**Goal of the exercise**
Check each line of the listing below for the string "Excellentie", and copy the ones that have it.

**Exercise materials**
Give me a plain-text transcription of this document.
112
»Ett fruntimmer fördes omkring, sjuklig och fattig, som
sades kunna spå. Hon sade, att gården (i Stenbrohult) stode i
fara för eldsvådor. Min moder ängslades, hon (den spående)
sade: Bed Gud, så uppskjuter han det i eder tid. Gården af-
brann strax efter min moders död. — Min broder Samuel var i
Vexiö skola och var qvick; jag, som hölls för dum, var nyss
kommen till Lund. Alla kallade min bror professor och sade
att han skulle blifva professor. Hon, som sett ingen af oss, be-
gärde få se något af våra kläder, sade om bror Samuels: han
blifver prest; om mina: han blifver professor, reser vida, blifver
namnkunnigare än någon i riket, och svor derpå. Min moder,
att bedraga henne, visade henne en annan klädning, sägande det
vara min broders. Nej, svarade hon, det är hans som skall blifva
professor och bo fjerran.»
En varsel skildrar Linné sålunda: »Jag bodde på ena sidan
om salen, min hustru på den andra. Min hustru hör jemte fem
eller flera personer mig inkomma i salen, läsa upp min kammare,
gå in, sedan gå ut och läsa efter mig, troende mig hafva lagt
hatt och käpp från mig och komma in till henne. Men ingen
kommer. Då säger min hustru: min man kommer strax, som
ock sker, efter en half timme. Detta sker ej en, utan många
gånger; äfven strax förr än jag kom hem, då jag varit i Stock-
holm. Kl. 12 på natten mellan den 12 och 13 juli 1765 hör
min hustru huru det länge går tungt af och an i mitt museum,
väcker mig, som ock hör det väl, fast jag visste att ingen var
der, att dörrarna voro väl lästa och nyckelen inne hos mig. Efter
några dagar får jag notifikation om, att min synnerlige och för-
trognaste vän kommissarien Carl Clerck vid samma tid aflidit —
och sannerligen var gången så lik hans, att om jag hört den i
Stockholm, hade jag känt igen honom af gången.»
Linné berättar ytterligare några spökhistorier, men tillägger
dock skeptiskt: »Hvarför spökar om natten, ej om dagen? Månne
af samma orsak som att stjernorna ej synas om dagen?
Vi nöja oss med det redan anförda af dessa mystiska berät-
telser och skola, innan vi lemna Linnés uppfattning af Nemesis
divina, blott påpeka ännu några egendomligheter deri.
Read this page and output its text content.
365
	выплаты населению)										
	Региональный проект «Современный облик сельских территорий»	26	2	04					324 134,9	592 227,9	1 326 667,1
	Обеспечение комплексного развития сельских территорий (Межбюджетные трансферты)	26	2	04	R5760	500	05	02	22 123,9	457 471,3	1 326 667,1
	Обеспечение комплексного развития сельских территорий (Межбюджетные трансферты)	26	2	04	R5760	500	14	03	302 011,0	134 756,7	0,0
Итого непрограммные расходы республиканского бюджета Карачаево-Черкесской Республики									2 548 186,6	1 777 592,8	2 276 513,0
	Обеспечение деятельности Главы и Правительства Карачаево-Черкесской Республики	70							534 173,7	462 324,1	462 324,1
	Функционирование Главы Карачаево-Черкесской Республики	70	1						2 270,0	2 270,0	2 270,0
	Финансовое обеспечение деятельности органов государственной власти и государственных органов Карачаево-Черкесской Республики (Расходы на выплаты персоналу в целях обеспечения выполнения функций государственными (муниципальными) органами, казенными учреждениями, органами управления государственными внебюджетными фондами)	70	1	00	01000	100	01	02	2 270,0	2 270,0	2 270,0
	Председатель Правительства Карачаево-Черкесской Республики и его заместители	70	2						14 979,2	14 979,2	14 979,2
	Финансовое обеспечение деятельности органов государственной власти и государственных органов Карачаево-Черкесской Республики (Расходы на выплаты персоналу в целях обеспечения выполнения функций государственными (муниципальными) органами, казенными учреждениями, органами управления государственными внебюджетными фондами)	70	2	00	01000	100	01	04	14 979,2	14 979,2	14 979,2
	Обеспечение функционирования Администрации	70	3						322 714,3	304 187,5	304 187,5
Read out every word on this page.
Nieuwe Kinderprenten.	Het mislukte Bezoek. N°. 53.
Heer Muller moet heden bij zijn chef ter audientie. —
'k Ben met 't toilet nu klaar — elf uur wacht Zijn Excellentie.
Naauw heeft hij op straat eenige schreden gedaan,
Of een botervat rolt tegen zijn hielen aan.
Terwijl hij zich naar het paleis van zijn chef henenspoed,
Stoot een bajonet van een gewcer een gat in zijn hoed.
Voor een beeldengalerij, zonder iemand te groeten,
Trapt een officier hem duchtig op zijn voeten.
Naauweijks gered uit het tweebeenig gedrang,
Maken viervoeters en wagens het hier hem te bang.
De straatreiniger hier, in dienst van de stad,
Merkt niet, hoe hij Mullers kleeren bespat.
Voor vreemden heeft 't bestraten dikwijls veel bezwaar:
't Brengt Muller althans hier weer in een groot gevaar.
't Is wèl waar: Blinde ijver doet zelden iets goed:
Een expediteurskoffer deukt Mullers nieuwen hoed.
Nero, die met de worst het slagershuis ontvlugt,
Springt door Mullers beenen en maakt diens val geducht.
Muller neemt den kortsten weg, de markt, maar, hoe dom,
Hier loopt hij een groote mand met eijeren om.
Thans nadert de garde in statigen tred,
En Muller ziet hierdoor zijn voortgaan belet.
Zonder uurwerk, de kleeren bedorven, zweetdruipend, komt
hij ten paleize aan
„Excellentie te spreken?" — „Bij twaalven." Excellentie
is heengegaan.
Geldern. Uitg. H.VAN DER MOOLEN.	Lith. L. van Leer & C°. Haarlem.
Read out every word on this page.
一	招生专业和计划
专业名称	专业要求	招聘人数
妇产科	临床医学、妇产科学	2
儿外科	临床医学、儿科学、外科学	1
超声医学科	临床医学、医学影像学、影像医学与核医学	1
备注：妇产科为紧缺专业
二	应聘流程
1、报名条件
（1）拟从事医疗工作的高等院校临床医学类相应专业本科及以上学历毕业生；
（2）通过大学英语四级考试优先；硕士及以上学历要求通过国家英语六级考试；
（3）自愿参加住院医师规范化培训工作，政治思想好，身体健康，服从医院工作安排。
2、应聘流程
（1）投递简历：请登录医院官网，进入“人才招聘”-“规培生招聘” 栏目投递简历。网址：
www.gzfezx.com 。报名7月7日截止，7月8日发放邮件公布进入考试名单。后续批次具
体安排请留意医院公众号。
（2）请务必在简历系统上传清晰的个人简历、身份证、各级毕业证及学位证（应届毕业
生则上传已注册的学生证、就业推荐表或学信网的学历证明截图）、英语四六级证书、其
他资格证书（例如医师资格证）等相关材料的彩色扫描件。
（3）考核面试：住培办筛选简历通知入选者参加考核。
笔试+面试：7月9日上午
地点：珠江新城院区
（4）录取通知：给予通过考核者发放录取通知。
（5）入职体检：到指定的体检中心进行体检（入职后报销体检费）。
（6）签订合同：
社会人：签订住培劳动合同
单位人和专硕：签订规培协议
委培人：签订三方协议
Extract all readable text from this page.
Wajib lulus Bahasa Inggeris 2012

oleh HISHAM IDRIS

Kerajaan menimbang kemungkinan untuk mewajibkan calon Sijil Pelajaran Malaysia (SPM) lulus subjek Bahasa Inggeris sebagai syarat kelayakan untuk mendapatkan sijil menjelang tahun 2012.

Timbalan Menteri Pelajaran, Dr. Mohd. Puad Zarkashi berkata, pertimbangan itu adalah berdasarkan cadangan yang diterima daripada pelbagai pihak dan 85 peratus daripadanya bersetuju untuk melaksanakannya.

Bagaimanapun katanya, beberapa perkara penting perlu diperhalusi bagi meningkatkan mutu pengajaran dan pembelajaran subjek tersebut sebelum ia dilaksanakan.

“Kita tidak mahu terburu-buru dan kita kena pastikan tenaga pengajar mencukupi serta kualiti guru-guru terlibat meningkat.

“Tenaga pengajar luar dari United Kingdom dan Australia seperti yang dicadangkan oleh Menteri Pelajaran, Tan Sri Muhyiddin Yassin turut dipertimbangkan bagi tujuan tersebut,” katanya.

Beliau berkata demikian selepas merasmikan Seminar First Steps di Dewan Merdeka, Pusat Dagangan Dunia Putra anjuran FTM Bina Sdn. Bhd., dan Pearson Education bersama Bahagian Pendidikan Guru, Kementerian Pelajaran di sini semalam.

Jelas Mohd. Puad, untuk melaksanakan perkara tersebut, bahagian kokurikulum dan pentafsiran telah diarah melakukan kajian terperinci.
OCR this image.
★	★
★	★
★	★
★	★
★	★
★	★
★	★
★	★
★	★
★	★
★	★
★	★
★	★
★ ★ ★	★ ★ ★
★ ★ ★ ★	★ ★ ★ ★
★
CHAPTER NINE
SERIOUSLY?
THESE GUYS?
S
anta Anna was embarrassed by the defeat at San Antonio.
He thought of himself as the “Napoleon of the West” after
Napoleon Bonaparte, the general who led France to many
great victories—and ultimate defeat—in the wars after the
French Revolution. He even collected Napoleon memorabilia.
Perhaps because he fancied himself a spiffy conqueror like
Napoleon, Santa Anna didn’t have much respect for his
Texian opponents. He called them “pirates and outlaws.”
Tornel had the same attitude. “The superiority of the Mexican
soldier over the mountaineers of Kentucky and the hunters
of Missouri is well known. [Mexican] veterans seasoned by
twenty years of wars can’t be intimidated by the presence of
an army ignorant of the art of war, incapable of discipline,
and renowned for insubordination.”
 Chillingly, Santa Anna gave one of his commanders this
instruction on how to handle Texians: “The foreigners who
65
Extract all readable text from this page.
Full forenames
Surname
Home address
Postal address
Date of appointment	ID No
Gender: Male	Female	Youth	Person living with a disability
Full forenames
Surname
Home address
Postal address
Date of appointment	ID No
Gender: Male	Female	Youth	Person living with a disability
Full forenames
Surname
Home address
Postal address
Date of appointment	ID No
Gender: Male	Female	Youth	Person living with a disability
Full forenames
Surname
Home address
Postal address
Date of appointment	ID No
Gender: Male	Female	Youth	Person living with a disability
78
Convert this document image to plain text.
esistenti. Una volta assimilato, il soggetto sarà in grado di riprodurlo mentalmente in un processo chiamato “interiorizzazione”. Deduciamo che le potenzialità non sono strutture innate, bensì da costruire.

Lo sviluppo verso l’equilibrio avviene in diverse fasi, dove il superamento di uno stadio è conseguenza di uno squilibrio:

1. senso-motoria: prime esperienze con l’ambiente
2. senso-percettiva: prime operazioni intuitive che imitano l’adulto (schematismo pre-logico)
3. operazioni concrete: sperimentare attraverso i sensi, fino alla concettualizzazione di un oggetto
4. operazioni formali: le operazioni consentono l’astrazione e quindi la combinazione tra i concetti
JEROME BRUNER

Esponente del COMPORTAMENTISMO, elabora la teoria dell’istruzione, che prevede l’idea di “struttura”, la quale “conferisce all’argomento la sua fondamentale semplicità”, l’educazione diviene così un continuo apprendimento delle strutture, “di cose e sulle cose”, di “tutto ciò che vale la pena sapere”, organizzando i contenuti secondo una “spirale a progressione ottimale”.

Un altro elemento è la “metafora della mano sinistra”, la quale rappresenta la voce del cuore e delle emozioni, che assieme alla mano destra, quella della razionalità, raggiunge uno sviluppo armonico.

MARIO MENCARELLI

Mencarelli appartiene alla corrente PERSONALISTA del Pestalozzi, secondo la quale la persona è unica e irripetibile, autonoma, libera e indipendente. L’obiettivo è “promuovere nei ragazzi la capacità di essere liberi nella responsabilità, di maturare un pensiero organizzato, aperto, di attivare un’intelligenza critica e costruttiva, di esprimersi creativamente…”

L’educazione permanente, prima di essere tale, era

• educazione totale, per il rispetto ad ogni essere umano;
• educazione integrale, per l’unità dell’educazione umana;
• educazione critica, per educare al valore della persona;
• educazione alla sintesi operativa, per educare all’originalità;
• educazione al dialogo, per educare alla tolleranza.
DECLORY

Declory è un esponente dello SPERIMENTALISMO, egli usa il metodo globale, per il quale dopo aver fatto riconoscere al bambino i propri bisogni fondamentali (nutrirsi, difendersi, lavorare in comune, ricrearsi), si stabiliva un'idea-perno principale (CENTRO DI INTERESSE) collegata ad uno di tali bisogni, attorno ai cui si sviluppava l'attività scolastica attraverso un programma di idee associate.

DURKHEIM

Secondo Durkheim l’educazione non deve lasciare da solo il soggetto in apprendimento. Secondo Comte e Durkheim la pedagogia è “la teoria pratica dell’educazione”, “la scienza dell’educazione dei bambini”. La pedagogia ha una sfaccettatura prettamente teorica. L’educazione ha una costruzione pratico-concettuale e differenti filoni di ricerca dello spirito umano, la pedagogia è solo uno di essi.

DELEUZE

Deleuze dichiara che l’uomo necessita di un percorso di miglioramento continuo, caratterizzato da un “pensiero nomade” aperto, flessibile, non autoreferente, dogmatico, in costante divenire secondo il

**Written solution**
'k Ben met 't toilet nu klaar — elf uur wacht Zijn Excellentie.
„Excellentie te spreken?" — „Bij twaalven." Excellentie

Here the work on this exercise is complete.